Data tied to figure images
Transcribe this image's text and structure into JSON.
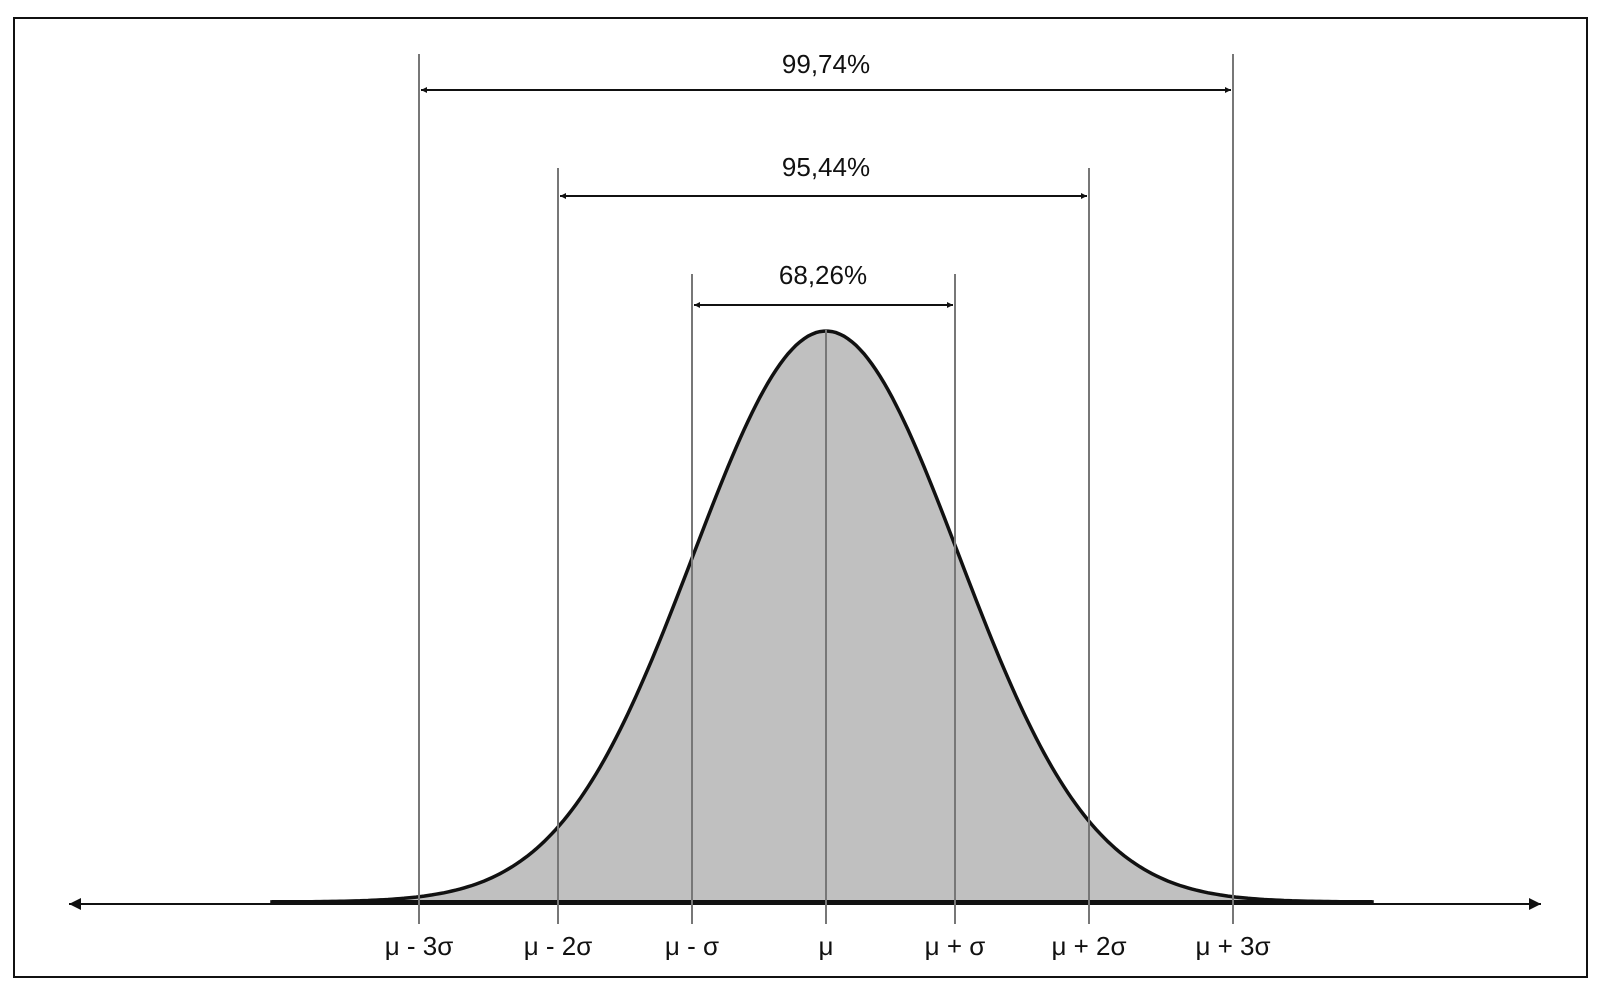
{
  "intervals": [
    {
      "label": "99,74%"
    },
    {
      "label": "95,44%"
    },
    {
      "label": "68,26%"
    }
  ],
  "axis_labels": [
    "μ - 3σ",
    "μ - 2σ",
    "μ - σ",
    "μ",
    "μ + σ",
    "μ + 2σ",
    "μ + 3σ"
  ]
}
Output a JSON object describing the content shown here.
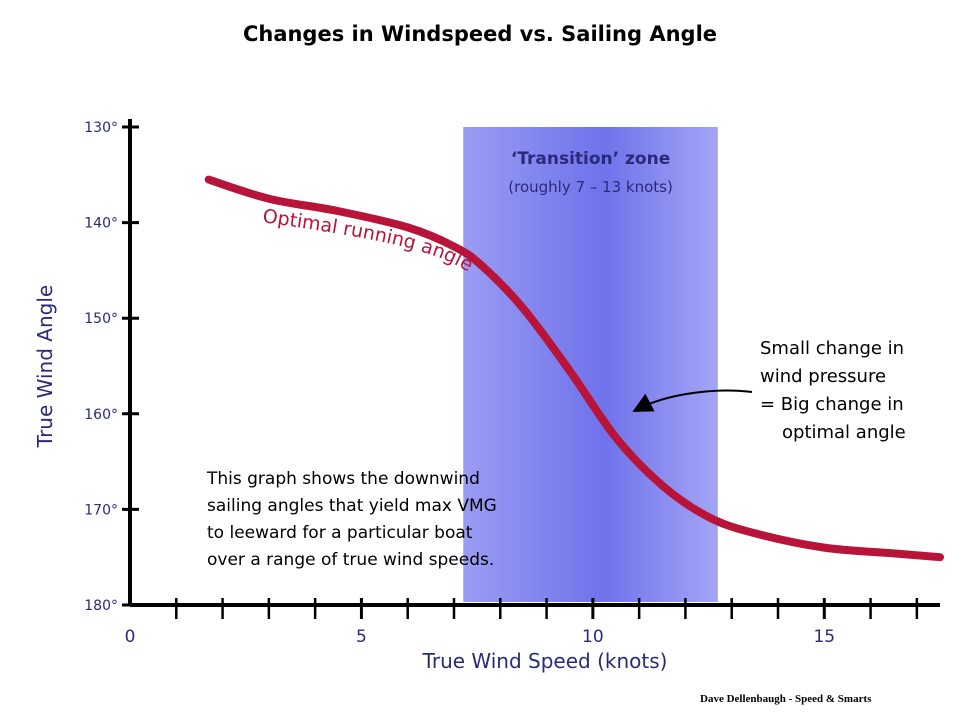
{
  "title": "Changes in Windspeed vs. Sailing Angle",
  "credit": "Dave Dellenbaugh - Speed & Smarts",
  "chart_data": {
    "type": "line",
    "xlabel": "True Wind Speed (knots)",
    "ylabel": "True Wind Angle",
    "xlim": [
      0,
      17.5
    ],
    "ylim": [
      130,
      180
    ],
    "y_inverted": true,
    "grid": false,
    "x_ticks": [
      0,
      5,
      10,
      15
    ],
    "x_tick_labels": [
      "0",
      "5",
      "10",
      "15"
    ],
    "y_ticks": [
      130,
      140,
      150,
      160,
      170,
      180
    ],
    "y_tick_labels": [
      "130°",
      "140°",
      "150°",
      "160°",
      "170°",
      "180°"
    ],
    "colors": {
      "curve": "#b8143a",
      "zone": "#8c8ef2",
      "axis": "#000000",
      "label": "#2a2a7a"
    },
    "series": [
      {
        "name": "Optimal running angle",
        "x": [
          1.7,
          3,
          4.5,
          6,
          7,
          7.6,
          8.5,
          9.5,
          10.5,
          11.5,
          12.5,
          13.5,
          15,
          16.5,
          17.5
        ],
        "y": [
          135.5,
          137.5,
          138.8,
          140.5,
          142.5,
          144.5,
          149,
          155.5,
          162.5,
          167.5,
          170.8,
          172.5,
          174,
          174.6,
          175
        ]
      }
    ],
    "zone": {
      "x_start": 7.2,
      "x_end": 12.7,
      "label": "‘Transition’ zone",
      "sublabel": "(roughly 7 – 13 knots)"
    },
    "annotations": [
      {
        "lines": [
          "Small change in",
          "wind pressure",
          "= Big change in",
          "optimal angle"
        ],
        "arrow_to": {
          "x": 10.8,
          "y": 159.5
        }
      },
      {
        "lines": [
          "This graph shows the downwind",
          "sailing angles that yield max VMG",
          "to leeward for a particular boat",
          "over a range of true wind speeds."
        ]
      }
    ]
  }
}
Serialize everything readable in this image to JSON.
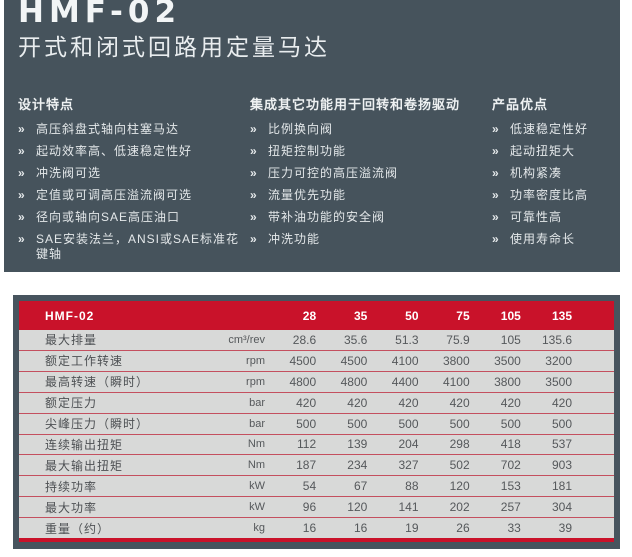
{
  "page": {
    "title": "HMF-02",
    "subtitle": "开式和闭式回路用定量马达"
  },
  "features": {
    "bullet": "»",
    "columns": [
      {
        "heading": "设计特点",
        "items": [
          "高压斜盘式轴向柱塞马达",
          "起动效率高、低速稳定性好",
          "冲洗阀可选",
          "定值或可调高压溢流阀可选",
          "径向或轴向SAE高压油口",
          "SAE安装法兰，ANSI或SAE标准花键轴"
        ]
      },
      {
        "heading": "集成其它功能用于回转和卷扬驱动",
        "items": [
          "比例换向阀",
          "扭矩控制功能",
          "压力可控的高压溢流阀",
          "流量优先功能",
          "带补油功能的安全阀",
          "冲洗功能"
        ]
      },
      {
        "heading": "产品优点",
        "items": [
          "低速稳定性好",
          "起动扭矩大",
          "机构紧凑",
          "功率密度比高",
          "可靠性高",
          "使用寿命长"
        ]
      }
    ]
  },
  "table": {
    "model": "HMF-02",
    "size_headers": [
      "28",
      "35",
      "50",
      "75",
      "105",
      "135"
    ],
    "rows": [
      {
        "label": "最大排量",
        "unit": "cm³/rev",
        "values": [
          "28.6",
          "35.6",
          "51.3",
          "75.9",
          "105",
          "135.6"
        ]
      },
      {
        "label": "额定工作转速",
        "unit": "rpm",
        "values": [
          "4500",
          "4500",
          "4100",
          "3800",
          "3500",
          "3200"
        ]
      },
      {
        "label": "最高转速（瞬时）",
        "unit": "rpm",
        "values": [
          "4800",
          "4800",
          "4400",
          "4100",
          "3800",
          "3500"
        ]
      },
      {
        "label": "额定压力",
        "unit": "bar",
        "values": [
          "420",
          "420",
          "420",
          "420",
          "420",
          "420"
        ]
      },
      {
        "label": "尖峰压力（瞬时）",
        "unit": "bar",
        "values": [
          "500",
          "500",
          "500",
          "500",
          "500",
          "500"
        ]
      },
      {
        "label": "连续输出扭矩",
        "unit": "Nm",
        "values": [
          "112",
          "139",
          "204",
          "298",
          "418",
          "537"
        ]
      },
      {
        "label": "最大输出扭矩",
        "unit": "Nm",
        "values": [
          "187",
          "234",
          "327",
          "502",
          "702",
          "903"
        ]
      },
      {
        "label": "持续功率",
        "unit": "kW",
        "values": [
          "54",
          "67",
          "88",
          "120",
          "153",
          "181"
        ]
      },
      {
        "label": "最大功率",
        "unit": "kW",
        "values": [
          "96",
          "120",
          "141",
          "202",
          "257",
          "304"
        ]
      },
      {
        "label": "重量（约）",
        "unit": "kg",
        "values": [
          "16",
          "16",
          "19",
          "26",
          "33",
          "39"
        ]
      }
    ]
  },
  "colors": {
    "hero_background": "#46535c",
    "accent_red": "#c9122a",
    "table_body": "#d8d9d8",
    "text_light": "#e9edef",
    "text_dark": "#4d5053"
  }
}
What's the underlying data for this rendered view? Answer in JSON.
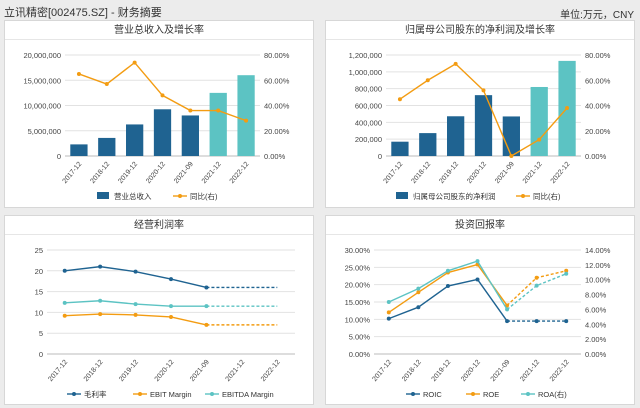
{
  "header": {
    "title": "立讯精密[002475.SZ] - 财务摘要",
    "unit": "单位:万元，CNY"
  },
  "chart_data": [
    {
      "type": "bar",
      "title": "营业总收入及增长率",
      "categories": [
        "2017-12",
        "2018-12",
        "2019-12",
        "2020-12",
        "2021-09",
        "2021-12",
        "2022-12"
      ],
      "series": [
        {
          "name": "营业总收入",
          "kind": "bar",
          "axis": "left",
          "values": [
            2300000,
            3580000,
            6250000,
            9250000,
            8030000,
            12500000,
            16000000
          ],
          "colors": [
            "#1f6391",
            "#1f6391",
            "#1f6391",
            "#1f6391",
            "#1f6391",
            "#5cc3c3",
            "#5cc3c3"
          ]
        },
        {
          "name": "同比(右)",
          "kind": "line",
          "axis": "right",
          "color": "#f39c12",
          "values": [
            65,
            57,
            74,
            48,
            36,
            36,
            28
          ]
        }
      ],
      "yleft": {
        "min": 0,
        "max": 20000000,
        "ticks": [
          "0",
          "5,000,000",
          "10,000,000",
          "15,000,000",
          "20,000,000"
        ]
      },
      "yright": {
        "min": 0,
        "max": 80,
        "ticks": [
          "0.00%",
          "20.00%",
          "40.00%",
          "60.00%",
          "80.00%"
        ]
      }
    },
    {
      "type": "bar",
      "title": "归属母公司股东的净利润及增长率",
      "categories": [
        "2017-12",
        "2018-12",
        "2019-12",
        "2020-12",
        "2021-09",
        "2021-12",
        "2022-12"
      ],
      "series": [
        {
          "name": "归属母公司股东的净利润",
          "kind": "bar",
          "axis": "left",
          "values": [
            170000,
            272000,
            472000,
            723000,
            470000,
            820000,
            1130000
          ],
          "colors": [
            "#1f6391",
            "#1f6391",
            "#1f6391",
            "#1f6391",
            "#1f6391",
            "#5cc3c3",
            "#5cc3c3"
          ]
        },
        {
          "name": "同比(右)",
          "kind": "line",
          "axis": "right",
          "color": "#f39c12",
          "values": [
            45,
            60,
            73,
            52,
            0,
            13,
            38
          ]
        }
      ],
      "yleft": {
        "min": 0,
        "max": 1200000,
        "ticks": [
          "0",
          "200,000",
          "400,000",
          "600,000",
          "800,000",
          "1,000,000",
          "1,200,000"
        ]
      },
      "yright": {
        "min": 0,
        "max": 80,
        "ticks": [
          "0.00%",
          "20.00%",
          "40.00%",
          "60.00%",
          "80.00%"
        ]
      }
    },
    {
      "type": "line",
      "title": "经营利润率",
      "categories": [
        "2017-12",
        "2018-12",
        "2019-12",
        "2020-12",
        "2021-09",
        "2021-12",
        "2022-12"
      ],
      "series": [
        {
          "name": "毛利率",
          "axis": "left",
          "color": "#1f6391",
          "values": [
            20,
            21,
            19.8,
            18,
            16,
            16,
            16
          ]
        },
        {
          "name": "EBIT Margin",
          "axis": "left",
          "color": "#f39c12",
          "values": [
            9.2,
            9.6,
            9.4,
            8.9,
            7.0,
            7.0,
            7.0
          ]
        },
        {
          "name": "EBITDA Margin",
          "axis": "left",
          "color": "#5cc3c3",
          "values": [
            12.3,
            12.8,
            12.0,
            11.5,
            11.5,
            11.5,
            11.5
          ]
        }
      ],
      "yleft": {
        "min": 0,
        "max": 25,
        "ticks": [
          "0",
          "5",
          "10",
          "15",
          "20",
          "25"
        ]
      }
    },
    {
      "type": "line",
      "title": "投资回报率",
      "categories": [
        "2017-12",
        "2018-12",
        "2019-12",
        "2020-12",
        "2021-09",
        "2021-12",
        "2022-12"
      ],
      "series": [
        {
          "name": "ROIC",
          "axis": "left",
          "color": "#1f6391",
          "values": [
            10.2,
            13.5,
            19.6,
            21.5,
            9.5,
            9.5,
            9.5
          ]
        },
        {
          "name": "ROE",
          "axis": "left",
          "color": "#f39c12",
          "values": [
            12.0,
            17.8,
            23.5,
            25.8,
            14.0,
            22.0,
            24.0
          ]
        },
        {
          "name": "ROA(右)",
          "axis": "right",
          "color": "#5cc3c3",
          "values": [
            7.0,
            8.8,
            11.2,
            12.5,
            6.0,
            9.2,
            10.8
          ]
        }
      ],
      "yleft": {
        "min": 0,
        "max": 30,
        "ticks": [
          "0.00%",
          "5.00%",
          "10.00%",
          "15.00%",
          "20.00%",
          "25.00%",
          "30.00%"
        ]
      },
      "yright": {
        "min": 0,
        "max": 14,
        "ticks": [
          "0.00%",
          "2.00%",
          "4.00%",
          "6.00%",
          "8.00%",
          "10.00%",
          "12.00%",
          "14.00%"
        ]
      }
    }
  ]
}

What you have to do: Only the number is wanted: how many lines of the material above include the word "zone"?

Result of the task: 3